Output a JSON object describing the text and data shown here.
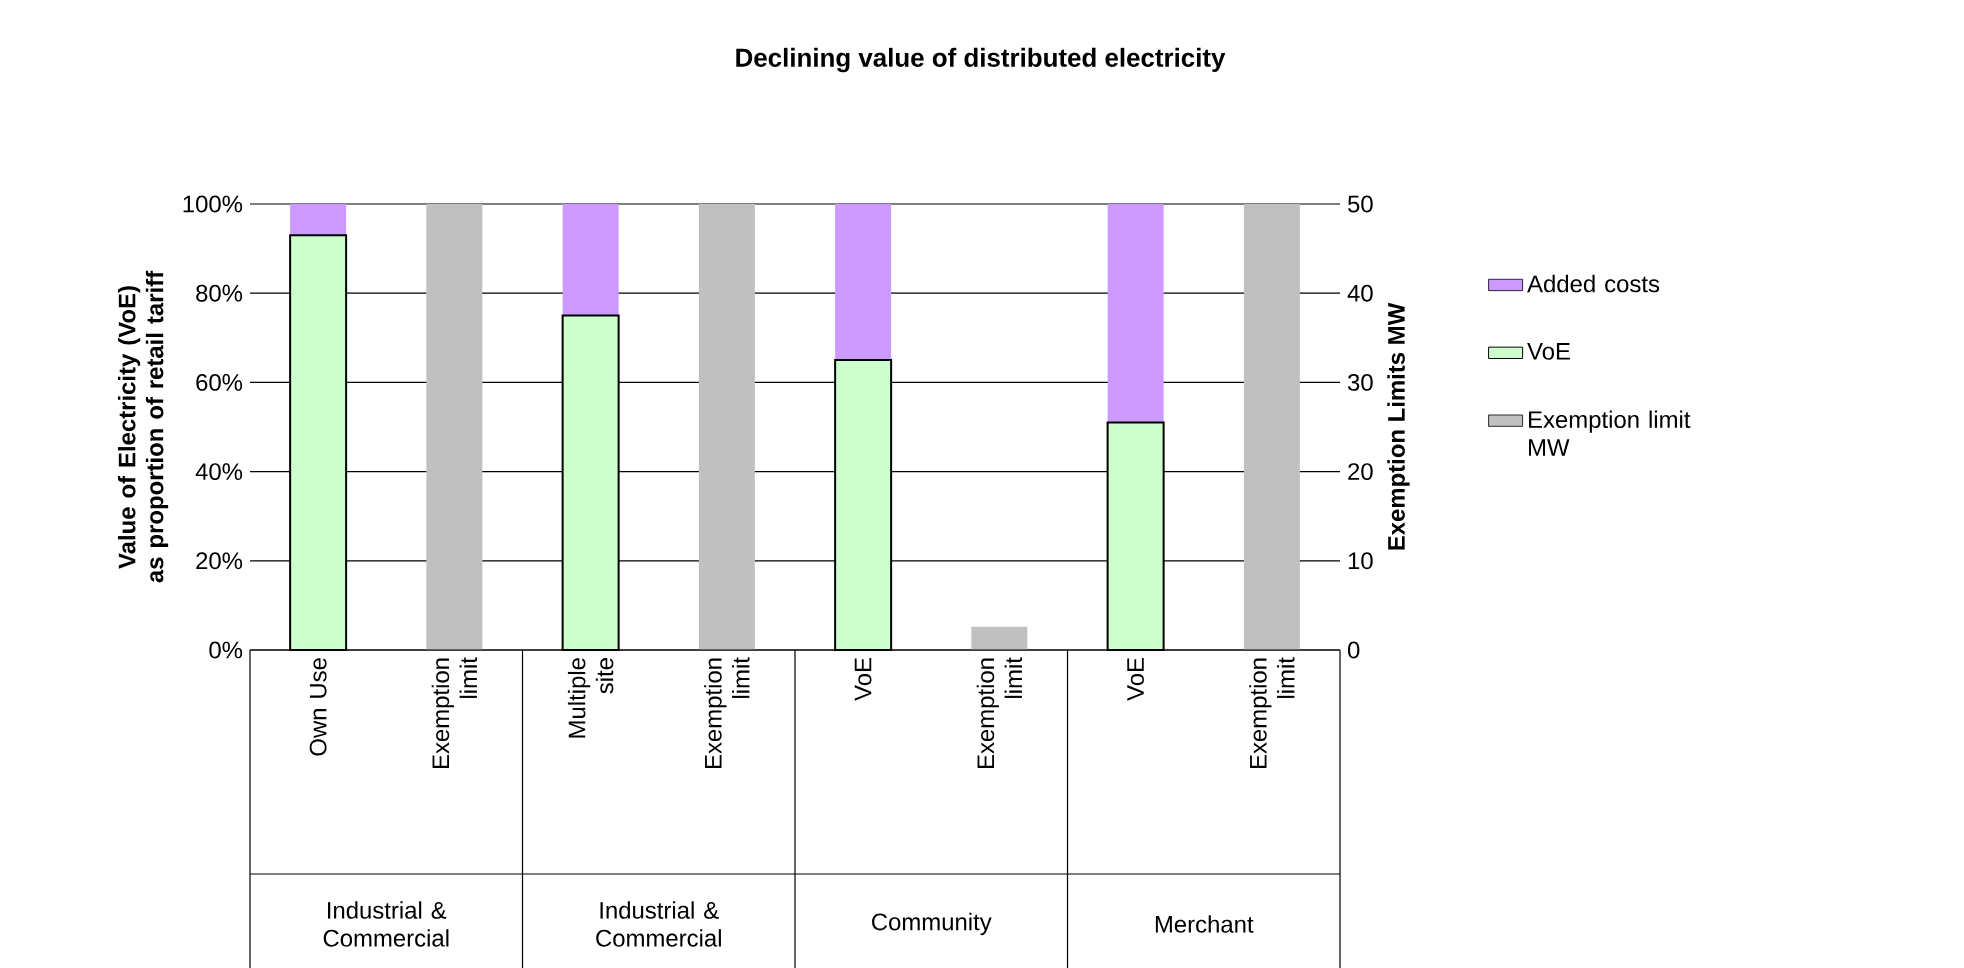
{
  "chart_data": {
    "type": "bar",
    "title": "Declining value of distributed electricity",
    "categories": [
      "Own Use",
      "Exemption limit",
      "Multiple site",
      "Exemption limit",
      "VoE",
      "Exemption limit",
      "VoE",
      "Exemption limit"
    ],
    "series": [
      {
        "name": "VoE",
        "color": "#ccffcc",
        "values": [
          93,
          null,
          75,
          null,
          65,
          null,
          51,
          null
        ]
      },
      {
        "name": "Added costs",
        "color": "#cc99ff",
        "values": [
          7,
          null,
          25,
          null,
          35,
          null,
          49,
          null
        ]
      },
      {
        "name": "Exemption limit MW",
        "color": "#c0c0c0",
        "axis": "y2",
        "values": [
          null,
          50,
          null,
          50,
          null,
          2.6,
          null,
          50
        ]
      }
    ],
    "stacked": true,
    "ylabel": "Value of Electricity (VoE) as proportion of retail tariff",
    "y2label": "Exemption Limits MW",
    "ylim": [
      0,
      100
    ],
    "yticks": [
      {
        "value": 0,
        "label": "0%"
      },
      {
        "value": 20,
        "label": "20%"
      },
      {
        "value": 40,
        "label": "40%"
      },
      {
        "value": 60,
        "label": "60%"
      },
      {
        "value": 80,
        "label": "80%"
      },
      {
        "value": 100,
        "label": "100%"
      }
    ],
    "y2lim": [
      0,
      50
    ],
    "y2ticks": [
      0,
      10,
      20,
      30,
      40,
      50
    ],
    "grid": "y",
    "legend": "right",
    "annotations": [
      "Industrial & Commercial",
      "Industrial & Commercial",
      "Community",
      "Merchant"
    ]
  }
}
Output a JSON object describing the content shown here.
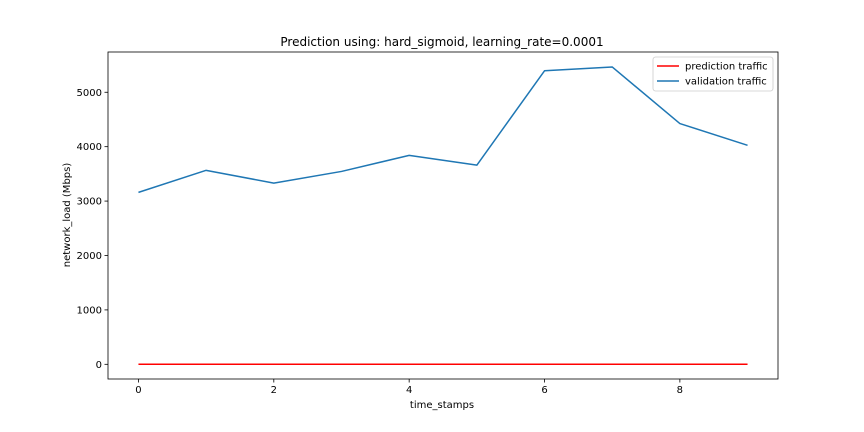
{
  "chart_data": {
    "type": "line",
    "title": "Prediction using: hard_sigmoid, learning_rate=0.0001",
    "xlabel": "time_stamps",
    "ylabel": "network_load (Mbps)",
    "x": [
      0,
      1,
      2,
      3,
      4,
      5,
      6,
      7,
      8,
      9
    ],
    "xlim": [
      -0.45,
      9.45
    ],
    "ylim": [
      -270,
      5740
    ],
    "xticks": [
      0,
      2,
      4,
      6,
      8
    ],
    "yticks": [
      0,
      1000,
      2000,
      3000,
      4000,
      5000
    ],
    "grid": false,
    "legend_position": "top-right",
    "series": [
      {
        "name": "prediction traffic",
        "color": "#ff0000",
        "values": [
          0,
          0,
          0,
          0,
          0,
          0,
          0,
          0,
          0,
          0
        ]
      },
      {
        "name": "validation traffic",
        "color": "#1f77b4",
        "values": [
          3160,
          3565,
          3330,
          3545,
          3840,
          3660,
          5395,
          5465,
          4425,
          4025
        ]
      }
    ]
  }
}
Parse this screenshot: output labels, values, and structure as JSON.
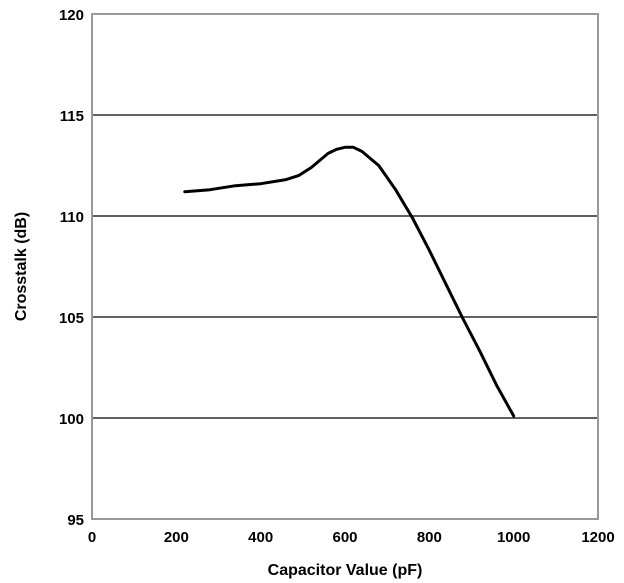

# [Written exercise]
State how many lines include the string "here". Give no other information.

# [Written reply]
2